Copy the records below exactly as they appear.

EXERCISE DATA>
↓↓↓
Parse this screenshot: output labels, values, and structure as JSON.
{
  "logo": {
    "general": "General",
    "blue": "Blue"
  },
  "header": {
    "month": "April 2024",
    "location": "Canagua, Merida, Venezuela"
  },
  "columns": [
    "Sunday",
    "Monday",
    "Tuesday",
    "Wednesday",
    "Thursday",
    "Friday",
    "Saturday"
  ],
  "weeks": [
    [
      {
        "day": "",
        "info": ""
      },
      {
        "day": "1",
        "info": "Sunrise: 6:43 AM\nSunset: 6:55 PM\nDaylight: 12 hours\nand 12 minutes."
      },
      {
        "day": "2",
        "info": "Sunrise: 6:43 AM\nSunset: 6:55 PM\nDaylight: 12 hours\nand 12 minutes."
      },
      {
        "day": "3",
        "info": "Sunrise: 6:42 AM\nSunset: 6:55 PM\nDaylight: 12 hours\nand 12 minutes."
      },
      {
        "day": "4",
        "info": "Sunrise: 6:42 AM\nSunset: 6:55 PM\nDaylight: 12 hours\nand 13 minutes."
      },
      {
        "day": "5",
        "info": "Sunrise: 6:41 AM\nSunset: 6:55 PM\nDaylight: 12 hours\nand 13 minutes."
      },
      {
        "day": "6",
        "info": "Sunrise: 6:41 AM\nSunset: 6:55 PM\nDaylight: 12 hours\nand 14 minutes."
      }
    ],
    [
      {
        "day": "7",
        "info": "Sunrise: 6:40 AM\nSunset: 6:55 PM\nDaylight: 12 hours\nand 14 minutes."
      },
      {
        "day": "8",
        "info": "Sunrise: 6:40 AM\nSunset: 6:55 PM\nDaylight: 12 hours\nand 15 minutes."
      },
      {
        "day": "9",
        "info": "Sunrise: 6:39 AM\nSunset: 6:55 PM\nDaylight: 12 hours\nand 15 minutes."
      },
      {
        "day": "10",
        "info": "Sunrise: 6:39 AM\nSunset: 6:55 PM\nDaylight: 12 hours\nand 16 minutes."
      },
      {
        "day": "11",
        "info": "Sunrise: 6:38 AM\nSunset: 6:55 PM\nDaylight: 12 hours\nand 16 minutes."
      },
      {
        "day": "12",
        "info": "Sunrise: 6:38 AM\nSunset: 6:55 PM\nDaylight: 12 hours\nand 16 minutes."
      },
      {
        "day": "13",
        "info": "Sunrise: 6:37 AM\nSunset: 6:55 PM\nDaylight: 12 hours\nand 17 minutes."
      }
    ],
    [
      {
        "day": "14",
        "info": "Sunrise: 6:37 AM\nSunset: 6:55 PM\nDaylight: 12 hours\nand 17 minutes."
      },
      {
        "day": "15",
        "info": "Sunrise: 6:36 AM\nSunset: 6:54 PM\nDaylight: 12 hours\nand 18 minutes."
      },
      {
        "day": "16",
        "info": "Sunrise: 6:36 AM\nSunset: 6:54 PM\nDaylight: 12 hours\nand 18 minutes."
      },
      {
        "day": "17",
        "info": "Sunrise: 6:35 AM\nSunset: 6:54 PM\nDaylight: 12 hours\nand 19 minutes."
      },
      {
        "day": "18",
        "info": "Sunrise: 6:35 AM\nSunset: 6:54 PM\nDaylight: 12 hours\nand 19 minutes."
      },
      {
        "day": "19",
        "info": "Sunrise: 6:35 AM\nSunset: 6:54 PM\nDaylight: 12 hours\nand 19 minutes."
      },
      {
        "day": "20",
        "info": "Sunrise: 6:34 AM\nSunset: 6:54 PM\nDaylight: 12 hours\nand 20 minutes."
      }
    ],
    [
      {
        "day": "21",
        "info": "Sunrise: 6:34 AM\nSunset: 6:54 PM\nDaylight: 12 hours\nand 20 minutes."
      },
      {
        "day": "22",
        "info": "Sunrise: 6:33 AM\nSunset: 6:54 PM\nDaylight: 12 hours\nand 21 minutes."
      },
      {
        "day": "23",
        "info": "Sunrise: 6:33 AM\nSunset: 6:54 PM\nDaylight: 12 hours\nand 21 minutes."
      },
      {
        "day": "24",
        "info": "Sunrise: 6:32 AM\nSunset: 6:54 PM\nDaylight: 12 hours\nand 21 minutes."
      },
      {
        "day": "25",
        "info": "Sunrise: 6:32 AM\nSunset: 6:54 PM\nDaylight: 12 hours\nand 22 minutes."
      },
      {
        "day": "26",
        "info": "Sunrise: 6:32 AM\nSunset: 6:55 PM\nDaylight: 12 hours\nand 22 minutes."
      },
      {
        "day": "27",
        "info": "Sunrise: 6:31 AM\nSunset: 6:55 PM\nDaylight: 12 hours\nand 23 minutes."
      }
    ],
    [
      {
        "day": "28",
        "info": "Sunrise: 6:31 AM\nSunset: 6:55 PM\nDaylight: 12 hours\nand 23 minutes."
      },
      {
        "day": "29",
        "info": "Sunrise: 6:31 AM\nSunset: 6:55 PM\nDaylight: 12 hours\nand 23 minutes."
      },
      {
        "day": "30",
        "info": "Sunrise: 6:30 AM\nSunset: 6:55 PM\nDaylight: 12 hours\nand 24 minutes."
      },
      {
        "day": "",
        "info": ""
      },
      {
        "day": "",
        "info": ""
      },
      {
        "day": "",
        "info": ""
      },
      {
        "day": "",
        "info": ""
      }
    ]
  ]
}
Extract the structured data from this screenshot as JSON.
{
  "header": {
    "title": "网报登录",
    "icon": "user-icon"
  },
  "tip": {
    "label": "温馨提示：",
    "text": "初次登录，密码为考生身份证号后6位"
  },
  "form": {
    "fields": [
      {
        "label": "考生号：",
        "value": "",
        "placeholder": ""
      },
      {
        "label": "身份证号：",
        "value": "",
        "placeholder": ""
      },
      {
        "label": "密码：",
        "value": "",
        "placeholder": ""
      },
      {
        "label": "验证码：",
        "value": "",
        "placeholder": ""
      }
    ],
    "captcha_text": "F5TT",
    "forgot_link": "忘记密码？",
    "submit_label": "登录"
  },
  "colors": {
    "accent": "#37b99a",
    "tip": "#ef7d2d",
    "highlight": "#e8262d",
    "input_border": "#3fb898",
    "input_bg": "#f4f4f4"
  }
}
↑↑↑
TASK OUTPUT>
Parse this screenshot: output labels, values, and structure as JSON.
{
  "logo": {
    "general": "General",
    "blue": "Blue"
  },
  "header": {
    "month": "April 2024",
    "location": "Canagua, Merida, Venezuela"
  },
  "columns": [
    "Sunday",
    "Monday",
    "Tuesday",
    "Wednesday",
    "Thursday",
    "Friday",
    "Saturday"
  ],
  "weeks": [
    [
      {
        "day": "",
        "info": ""
      },
      {
        "day": "1",
        "info": "Sunrise: 6:43 AM\nSunset: 6:55 PM\nDaylight: 12 hours\nand 12 minutes."
      },
      {
        "day": "2",
        "info": "Sunrise: 6:43 AM\nSunset: 6:55 PM\nDaylight: 12 hours\nand 12 minutes."
      },
      {
        "day": "3",
        "info": "Sunrise: 6:42 AM\nSunset: 6:55 PM\nDaylight: 12 hours\nand 12 minutes."
      },
      {
        "day": "4",
        "info": "Sunrise: 6:42 AM\nSunset: 6:55 PM\nDaylight: 12 hours\nand 13 minutes."
      },
      {
        "day": "5",
        "info": "Sunrise: 6:41 AM\nSunset: 6:55 PM\nDaylight: 12 hours\nand 13 minutes."
      },
      {
        "day": "6",
        "info": "Sunrise: 6:41 AM\nSunset: 6:55 PM\nDaylight: 12 hours\nand 14 minutes."
      }
    ],
    [
      {
        "day": "7",
        "info": "Sunrise: 6:40 AM\nSunset: 6:55 PM\nDaylight: 12 hours\nand 14 minutes."
      },
      {
        "day": "8",
        "info": "Sunrise: 6:40 AM\nSunset: 6:55 PM\nDaylight: 12 hours\nand 15 minutes."
      },
      {
        "day": "9",
        "info": "Sunrise: 6:39 AM\nSunset: 6:55 PM\nDaylight: 12 hours\nand 15 minutes."
      },
      {
        "day": "10",
        "info": "Sunrise: 6:39 AM\nSunset: 6:55 PM\nDaylight: 12 hours\nand 16 minutes."
      },
      {
        "day": "11",
        "info": "Sunrise: 6:38 AM\nSunset: 6:55 PM\nDaylight: 12 hours\nand 16 minutes."
      },
      {
        "day": "12",
        "info": "Sunrise: 6:38 AM\nSunset: 6:55 PM\nDaylight: 12 hours\nand 16 minutes."
      },
      {
        "day": "13",
        "info": "Sunrise: 6:37 AM\nSunset: 6:55 PM\nDaylight: 12 hours\nand 17 minutes."
      }
    ],
    [
      {
        "day": "14",
        "info": "Sunrise: 6:37 AM\nSunset: 6:55 PM\nDaylight: 12 hours\nand 17 minutes."
      },
      {
        "day": "15",
        "info": "Sunrise: 6:36 AM\nSunset: 6:54 PM\nDaylight: 12 hours\nand 18 minutes."
      },
      {
        "day": "16",
        "info": "Sunrise: 6:36 AM\nSunset: 6:54 PM\nDaylight: 12 hours\nand 18 minutes."
      },
      {
        "day": "17",
        "info": "Sunrise: 6:35 AM\nSunset: 6:54 PM\nDaylight: 12 hours\nand 19 minutes."
      },
      {
        "day": "18",
        "info": "Sunrise: 6:35 AM\nSunset: 6:54 PM\nDaylight: 12 hours\nand 19 minutes."
      },
      {
        "day": "19",
        "info": "Sunrise: 6:35 AM\nSunset: 6:54 PM\nDaylight: 12 hours\nand 19 minutes."
      },
      {
        "day": "20",
        "info": "Sunrise: 6:34 AM\nSunset: 6:54 PM\nDaylight: 12 hours\nand 20 minutes."
      }
    ],
    [
      {
        "day": "21",
        "info": "Sunrise: 6:34 AM\nSunset: 6:54 PM\nDaylight: 12 hours\nand 20 minutes."
      },
      {
        "day": "22",
        "info": "Sunrise: 6:33 AM\nSunset: 6:54 PM\nDaylight: 12 hours\nand 21 minutes."
      },
      {
        "day": "23",
        "info": "Sunrise: 6:33 AM\nSunset: 6:54 PM\nDaylight: 12 hours\nand 21 minutes."
      },
      {
        "day": "24",
        "info": "Sunrise: 6:32 AM\nSunset: 6:54 PM\nDaylight: 12 hours\nand 21 minutes."
      },
      {
        "day": "25",
        "info": "Sunrise: 6:32 AM\nSunset: 6:54 PM\nDaylight: 12 hours\nand 22 minutes."
      },
      {
        "day": "26",
        "info": "Sunrise: 6:32 AM\nSunset: 6:55 PM\nDaylight: 12 hours\nand 22 minutes."
      },
      {
        "day": "27",
        "info": "Sunrise: 6:31 AM\nSunset: 6:55 PM\nDaylight: 12 hours\nand 23 minutes."
      }
    ],
    [
      {
        "day": "28",
        "info": "Sunrise: 6:31 AM\nSunset: 6:55 PM\nDaylight: 12 hours\nand 23 minutes."
      },
      {
        "day": "29",
        "info": "Sunrise: 6:31 AM\nSunset: 6:55 PM\nDaylight: 12 hours\nand 23 minutes."
      },
      {
        "day": "30",
        "info": "Sunrise: 6:30 AM\nSunset: 6:55 PM\nDaylight: 12 hours\nand 24 minutes."
      },
      {
        "day": "",
        "info": ""
      },
      {
        "day": "",
        "info": ""
      },
      {
        "day": "",
        "info": ""
      },
      {
        "day": "",
        "info": ""
      }
    ]
  ]
}
Extract the structured data from this screenshot as JSON.
{
  "header": {
    "title": "网报登录",
    "icon": "user-icon"
  },
  "tip": {
    "label": "温馨提示：",
    "text": "初次登录，密码为考生身份证号后6位"
  },
  "form": {
    "fields": [
      {
        "label": "考生号：",
        "value": "",
        "placeholder": ""
      },
      {
        "label": "身份证号：",
        "value": "",
        "placeholder": ""
      },
      {
        "label": "密码：",
        "value": "",
        "placeholder": ""
      },
      {
        "label": "验证码：",
        "value": "",
        "placeholder": ""
      }
    ],
    "captcha_text": "F5TT",
    "forgot_link": "忘记密码？",
    "submit_label": "登录"
  },
  "colors": {
    "accent": "#37b99a",
    "tip": "#ef7d2d",
    "highlight": "#e8262d",
    "input_border": "#3fb898",
    "input_bg": "#f4f4f4"
  }
}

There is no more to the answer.